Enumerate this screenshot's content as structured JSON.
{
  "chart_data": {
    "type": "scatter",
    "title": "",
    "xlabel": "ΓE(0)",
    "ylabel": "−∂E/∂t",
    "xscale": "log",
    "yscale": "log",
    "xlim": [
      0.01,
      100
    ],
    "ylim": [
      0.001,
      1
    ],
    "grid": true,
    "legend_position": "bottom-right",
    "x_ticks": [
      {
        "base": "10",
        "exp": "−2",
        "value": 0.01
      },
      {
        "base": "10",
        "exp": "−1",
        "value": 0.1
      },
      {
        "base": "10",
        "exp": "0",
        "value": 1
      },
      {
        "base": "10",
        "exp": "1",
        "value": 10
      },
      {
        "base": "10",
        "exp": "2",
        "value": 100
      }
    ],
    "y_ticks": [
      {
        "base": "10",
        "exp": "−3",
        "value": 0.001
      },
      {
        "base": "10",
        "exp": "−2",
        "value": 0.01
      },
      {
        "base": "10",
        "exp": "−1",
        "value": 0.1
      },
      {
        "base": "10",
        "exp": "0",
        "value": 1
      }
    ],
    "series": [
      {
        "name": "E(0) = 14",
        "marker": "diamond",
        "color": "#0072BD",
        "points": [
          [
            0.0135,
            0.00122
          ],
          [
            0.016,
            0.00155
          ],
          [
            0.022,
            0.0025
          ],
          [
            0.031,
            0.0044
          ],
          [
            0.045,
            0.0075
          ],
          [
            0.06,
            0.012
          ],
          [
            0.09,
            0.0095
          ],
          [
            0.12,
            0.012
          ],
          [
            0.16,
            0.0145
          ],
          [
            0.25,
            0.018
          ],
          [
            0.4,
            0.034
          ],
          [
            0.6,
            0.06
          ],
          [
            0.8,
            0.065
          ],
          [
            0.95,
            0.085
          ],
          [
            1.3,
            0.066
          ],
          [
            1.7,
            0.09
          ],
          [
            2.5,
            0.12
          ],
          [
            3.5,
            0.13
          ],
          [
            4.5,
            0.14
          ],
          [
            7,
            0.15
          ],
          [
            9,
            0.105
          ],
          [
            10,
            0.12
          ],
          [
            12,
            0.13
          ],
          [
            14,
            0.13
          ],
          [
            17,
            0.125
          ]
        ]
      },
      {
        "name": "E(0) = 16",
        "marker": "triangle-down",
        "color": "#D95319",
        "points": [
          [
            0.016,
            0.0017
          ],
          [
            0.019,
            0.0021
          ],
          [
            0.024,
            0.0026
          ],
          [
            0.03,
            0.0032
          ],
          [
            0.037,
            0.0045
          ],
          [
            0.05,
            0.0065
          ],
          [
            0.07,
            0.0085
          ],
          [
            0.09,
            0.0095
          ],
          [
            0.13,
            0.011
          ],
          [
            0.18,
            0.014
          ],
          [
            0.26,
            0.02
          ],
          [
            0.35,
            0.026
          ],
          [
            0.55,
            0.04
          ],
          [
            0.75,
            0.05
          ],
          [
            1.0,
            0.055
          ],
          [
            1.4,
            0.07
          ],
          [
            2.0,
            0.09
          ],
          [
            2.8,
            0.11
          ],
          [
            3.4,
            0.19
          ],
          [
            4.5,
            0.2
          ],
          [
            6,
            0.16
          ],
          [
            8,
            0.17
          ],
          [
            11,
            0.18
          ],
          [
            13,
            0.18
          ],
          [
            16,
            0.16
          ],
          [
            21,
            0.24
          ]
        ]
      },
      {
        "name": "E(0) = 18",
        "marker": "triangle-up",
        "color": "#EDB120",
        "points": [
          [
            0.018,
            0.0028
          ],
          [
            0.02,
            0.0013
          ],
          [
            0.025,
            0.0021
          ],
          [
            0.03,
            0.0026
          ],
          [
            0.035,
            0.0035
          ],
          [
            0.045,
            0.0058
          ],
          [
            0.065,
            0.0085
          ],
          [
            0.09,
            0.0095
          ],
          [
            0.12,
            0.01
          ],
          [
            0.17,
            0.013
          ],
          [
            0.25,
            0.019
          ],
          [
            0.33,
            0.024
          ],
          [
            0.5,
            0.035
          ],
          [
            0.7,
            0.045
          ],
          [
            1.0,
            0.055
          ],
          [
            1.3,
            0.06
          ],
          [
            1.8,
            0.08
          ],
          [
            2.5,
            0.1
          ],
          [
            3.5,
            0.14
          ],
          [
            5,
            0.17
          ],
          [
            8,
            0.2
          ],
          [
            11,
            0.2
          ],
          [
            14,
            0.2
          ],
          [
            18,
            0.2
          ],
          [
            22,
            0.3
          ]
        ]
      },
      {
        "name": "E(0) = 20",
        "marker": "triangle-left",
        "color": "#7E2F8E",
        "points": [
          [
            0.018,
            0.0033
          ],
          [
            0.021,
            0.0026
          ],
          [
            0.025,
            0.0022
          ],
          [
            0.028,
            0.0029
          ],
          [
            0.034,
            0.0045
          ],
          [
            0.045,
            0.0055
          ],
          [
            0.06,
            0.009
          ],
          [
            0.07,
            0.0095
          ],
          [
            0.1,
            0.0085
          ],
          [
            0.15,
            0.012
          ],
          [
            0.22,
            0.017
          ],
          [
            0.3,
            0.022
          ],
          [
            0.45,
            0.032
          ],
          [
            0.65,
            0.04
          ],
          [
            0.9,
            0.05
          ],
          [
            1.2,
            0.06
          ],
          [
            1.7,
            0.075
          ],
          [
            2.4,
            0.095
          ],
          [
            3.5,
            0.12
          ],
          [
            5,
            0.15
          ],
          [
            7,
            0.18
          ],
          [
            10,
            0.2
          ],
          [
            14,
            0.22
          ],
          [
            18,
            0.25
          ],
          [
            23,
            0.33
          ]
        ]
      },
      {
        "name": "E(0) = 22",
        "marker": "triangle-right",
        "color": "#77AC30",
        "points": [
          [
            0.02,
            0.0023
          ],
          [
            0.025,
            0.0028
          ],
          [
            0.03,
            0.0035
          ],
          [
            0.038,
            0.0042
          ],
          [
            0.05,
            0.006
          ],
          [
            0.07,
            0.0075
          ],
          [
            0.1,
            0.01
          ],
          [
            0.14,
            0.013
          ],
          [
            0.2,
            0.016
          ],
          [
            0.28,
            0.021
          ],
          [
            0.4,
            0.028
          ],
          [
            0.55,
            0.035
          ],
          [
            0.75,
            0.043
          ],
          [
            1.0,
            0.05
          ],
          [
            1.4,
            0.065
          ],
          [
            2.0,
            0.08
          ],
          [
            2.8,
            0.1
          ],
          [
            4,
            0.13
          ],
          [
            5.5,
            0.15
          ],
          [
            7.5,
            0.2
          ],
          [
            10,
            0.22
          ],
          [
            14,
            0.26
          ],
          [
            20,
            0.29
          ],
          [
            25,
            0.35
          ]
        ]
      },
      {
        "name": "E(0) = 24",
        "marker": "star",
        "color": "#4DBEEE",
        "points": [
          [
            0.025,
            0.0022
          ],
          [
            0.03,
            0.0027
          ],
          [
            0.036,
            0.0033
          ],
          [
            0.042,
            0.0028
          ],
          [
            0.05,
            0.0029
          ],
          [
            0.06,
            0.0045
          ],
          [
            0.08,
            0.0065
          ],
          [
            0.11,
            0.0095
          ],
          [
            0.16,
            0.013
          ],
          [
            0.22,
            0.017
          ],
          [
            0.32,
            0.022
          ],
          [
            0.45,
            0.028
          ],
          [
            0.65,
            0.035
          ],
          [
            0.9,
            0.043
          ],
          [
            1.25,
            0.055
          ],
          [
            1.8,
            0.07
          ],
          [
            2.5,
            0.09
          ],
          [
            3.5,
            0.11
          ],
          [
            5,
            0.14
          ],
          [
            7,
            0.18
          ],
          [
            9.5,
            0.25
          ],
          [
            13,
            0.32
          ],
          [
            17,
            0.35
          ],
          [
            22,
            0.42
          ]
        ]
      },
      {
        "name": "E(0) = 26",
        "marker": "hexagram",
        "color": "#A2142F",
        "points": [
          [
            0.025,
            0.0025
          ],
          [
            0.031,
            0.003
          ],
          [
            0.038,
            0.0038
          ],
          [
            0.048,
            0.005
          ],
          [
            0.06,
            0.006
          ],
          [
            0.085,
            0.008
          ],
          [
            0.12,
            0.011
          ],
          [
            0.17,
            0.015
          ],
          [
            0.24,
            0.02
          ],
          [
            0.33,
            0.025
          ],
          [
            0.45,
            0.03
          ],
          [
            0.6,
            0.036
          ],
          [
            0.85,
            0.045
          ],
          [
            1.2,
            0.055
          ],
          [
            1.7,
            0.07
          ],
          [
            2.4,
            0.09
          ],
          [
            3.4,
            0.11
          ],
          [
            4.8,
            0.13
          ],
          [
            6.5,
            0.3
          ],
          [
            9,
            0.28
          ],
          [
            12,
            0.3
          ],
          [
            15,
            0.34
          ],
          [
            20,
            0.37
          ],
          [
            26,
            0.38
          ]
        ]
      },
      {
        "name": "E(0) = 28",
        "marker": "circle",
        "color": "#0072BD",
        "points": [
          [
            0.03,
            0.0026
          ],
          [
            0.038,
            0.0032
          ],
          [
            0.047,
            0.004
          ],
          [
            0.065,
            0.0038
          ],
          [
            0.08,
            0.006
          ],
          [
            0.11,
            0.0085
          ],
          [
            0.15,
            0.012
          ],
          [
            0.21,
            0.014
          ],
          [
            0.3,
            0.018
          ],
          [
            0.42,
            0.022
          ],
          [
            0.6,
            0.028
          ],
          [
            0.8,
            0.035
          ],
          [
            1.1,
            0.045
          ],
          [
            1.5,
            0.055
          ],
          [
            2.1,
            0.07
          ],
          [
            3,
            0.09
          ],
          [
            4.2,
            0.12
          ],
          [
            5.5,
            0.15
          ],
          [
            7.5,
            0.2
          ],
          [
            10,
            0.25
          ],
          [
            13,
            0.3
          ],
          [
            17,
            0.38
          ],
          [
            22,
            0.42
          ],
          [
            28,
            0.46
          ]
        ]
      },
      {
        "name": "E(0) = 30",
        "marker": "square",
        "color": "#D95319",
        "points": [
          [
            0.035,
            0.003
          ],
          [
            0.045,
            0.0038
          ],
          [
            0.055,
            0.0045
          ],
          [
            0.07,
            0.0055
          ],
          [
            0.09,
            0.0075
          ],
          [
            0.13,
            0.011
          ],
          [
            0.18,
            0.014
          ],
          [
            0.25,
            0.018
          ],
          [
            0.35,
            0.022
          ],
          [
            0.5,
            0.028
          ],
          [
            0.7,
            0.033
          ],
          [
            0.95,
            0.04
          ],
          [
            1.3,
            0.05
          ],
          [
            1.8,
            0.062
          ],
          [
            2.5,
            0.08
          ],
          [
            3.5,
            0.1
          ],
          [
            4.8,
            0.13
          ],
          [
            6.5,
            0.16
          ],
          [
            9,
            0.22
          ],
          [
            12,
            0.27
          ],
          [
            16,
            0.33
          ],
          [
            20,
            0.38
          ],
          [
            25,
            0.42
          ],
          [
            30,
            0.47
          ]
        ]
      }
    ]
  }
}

============

* **WHAT TO PRODUCE**
Each line above that includes "name" should be shown.

* **TASK ANSWER**
        "name": "E(0) = 14",
        "name": "E(0) = 16",
        "name": "E(0) = 18",
        "name": "E(0) = 20",
        "name": "E(0) = 22",
        "name": "E(0) = 24",
        "name": "E(0) = 26",
        "name": "E(0) = 28",
        "name": "E(0) = 30",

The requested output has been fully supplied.